───── Data in this exercise ─────
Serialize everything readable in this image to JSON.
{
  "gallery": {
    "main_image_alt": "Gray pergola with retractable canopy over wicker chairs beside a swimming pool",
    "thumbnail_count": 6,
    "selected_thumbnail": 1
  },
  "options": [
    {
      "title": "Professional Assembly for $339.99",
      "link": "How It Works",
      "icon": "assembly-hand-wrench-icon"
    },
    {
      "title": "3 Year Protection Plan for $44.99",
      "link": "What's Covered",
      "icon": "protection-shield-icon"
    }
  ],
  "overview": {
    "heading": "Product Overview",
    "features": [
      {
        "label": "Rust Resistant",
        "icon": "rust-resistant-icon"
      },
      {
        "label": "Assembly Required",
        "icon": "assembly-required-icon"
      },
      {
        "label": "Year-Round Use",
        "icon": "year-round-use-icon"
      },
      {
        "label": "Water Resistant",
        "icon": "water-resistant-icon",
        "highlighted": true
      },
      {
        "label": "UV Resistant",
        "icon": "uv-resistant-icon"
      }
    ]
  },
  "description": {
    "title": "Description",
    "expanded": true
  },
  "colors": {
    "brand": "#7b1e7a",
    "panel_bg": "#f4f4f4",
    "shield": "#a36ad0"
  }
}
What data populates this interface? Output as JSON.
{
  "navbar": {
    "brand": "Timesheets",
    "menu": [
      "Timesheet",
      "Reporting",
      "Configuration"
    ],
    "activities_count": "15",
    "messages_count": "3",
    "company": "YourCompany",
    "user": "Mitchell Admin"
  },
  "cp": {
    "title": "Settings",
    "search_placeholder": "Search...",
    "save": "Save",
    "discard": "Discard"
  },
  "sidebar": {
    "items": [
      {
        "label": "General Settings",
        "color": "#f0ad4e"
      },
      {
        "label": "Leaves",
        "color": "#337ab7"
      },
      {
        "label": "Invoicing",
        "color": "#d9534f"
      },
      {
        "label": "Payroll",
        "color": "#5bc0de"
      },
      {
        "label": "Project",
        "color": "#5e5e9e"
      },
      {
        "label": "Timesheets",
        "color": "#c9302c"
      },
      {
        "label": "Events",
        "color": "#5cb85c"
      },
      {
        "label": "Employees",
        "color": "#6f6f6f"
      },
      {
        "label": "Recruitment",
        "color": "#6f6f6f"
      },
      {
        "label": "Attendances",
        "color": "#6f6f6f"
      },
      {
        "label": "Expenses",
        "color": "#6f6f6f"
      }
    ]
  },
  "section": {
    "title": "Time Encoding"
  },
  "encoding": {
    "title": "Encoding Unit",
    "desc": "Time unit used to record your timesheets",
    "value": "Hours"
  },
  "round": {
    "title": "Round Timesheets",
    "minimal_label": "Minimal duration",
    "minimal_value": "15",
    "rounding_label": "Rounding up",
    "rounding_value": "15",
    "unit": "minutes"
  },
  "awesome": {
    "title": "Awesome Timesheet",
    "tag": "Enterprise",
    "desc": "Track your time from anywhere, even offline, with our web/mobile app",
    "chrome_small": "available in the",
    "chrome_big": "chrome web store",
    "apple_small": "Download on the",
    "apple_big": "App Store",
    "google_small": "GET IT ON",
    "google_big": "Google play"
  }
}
─────
__Exercise aim__
Answer with one number: how many lines of the entries above include the word "icon".

__Written reply__
7